## Dataset excerpts
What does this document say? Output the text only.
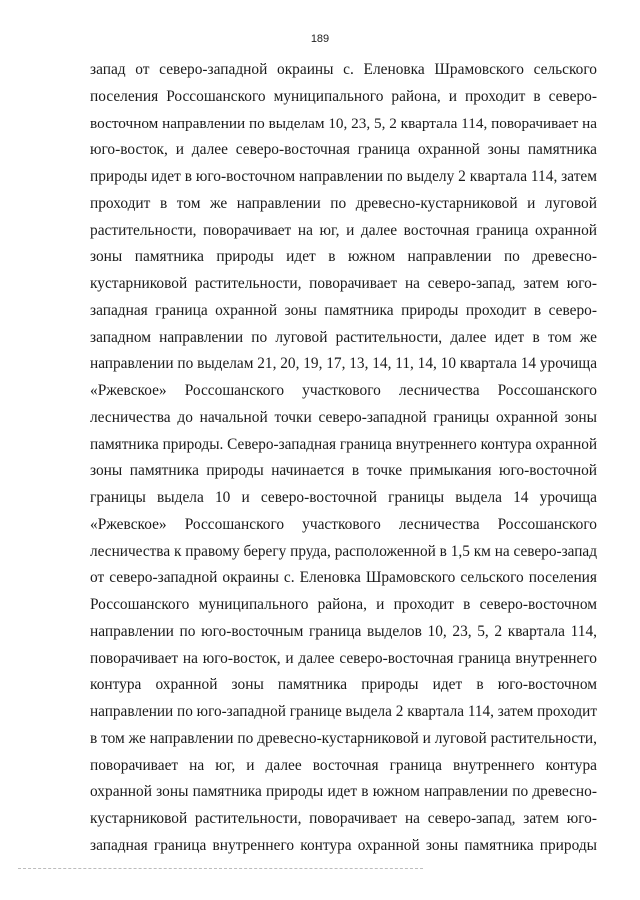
189
запад от северо-западной окраины с. Еленовка Шрамовского сельского
поселения Россошанского муниципального района, и проходит в северо-
восточном направлении по выделам 10, 23, 5, 2 квартала 114, поворачивает на
юго-восток, и далее северо-восточная граница охранной зоны памятника
природы идет в юго-восточном направлении по выделу 2 квартала 114, затем
проходит в том же направлении по древесно-кустарниковой и луговой
растительности, поворачивает на юг, и далее восточная граница охранной
зоны памятника природы идет в южном направлении по древесно-
кустарниковой растительности, поворачивает на северо-запад, затем юго-
западная граница охранной зоны памятника природы проходит в северо-
западном направлении по луговой растительности, далее идет в том же
направлении по выделам 21, 20, 19, 17, 13, 14, 11, 14, 10 квартала 14 урочища
«Ржевское» Россошанского участкового лесничества Россошанского
лесничества до начальной точки северо-западной границы охранной зоны
памятника природы. Северо-западная граница внутреннего контура охранной
зоны памятника природы начинается в точке примыкания юго-восточной
границы выдела 10 и северо-восточной границы выдела 14 урочища
«Ржевское» Россошанского участкового лесничества Россошанского
лесничества к правому берегу пруда, расположенной в 1,5 км на северо-запад
от северо-западной окраины с. Еленовка Шрамовского сельского поселения
Россошанского муниципального района, и проходит в северо-восточном
направлении по юго-восточным граница выделов 10, 23, 5, 2 квартала 114,
поворачивает на юго-восток, и далее северо-восточная граница внутреннего
контура охранной зоны памятника природы идет в юго-восточном
направлении по юго-западной границе выдела 2 квартала 114, затем проходит
в том же направлении по древесно-кустарниковой и луговой растительности,
поворачивает на юг, и далее восточная граница внутреннего контура
охранной зоны памятника природы идет в южном направлении по древесно-
кустарниковой растительности, поворачивает на северо-запад, затем юго-
западная граница внутреннего контура охранной зоны памятника природы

## What the exercise asks
Look through the data above. Each line containing the word "лесничества" needs to be copied.

## Problem solution
«Ржевское» Россошанского участкового лесничества Россошанского
лесничества до начальной точки северо-западной границы охранной зоны
«Ржевское» Россошанского участкового лесничества Россошанского
лесничества к правому берегу пруда, расположенной в 1,5 км на северо-запад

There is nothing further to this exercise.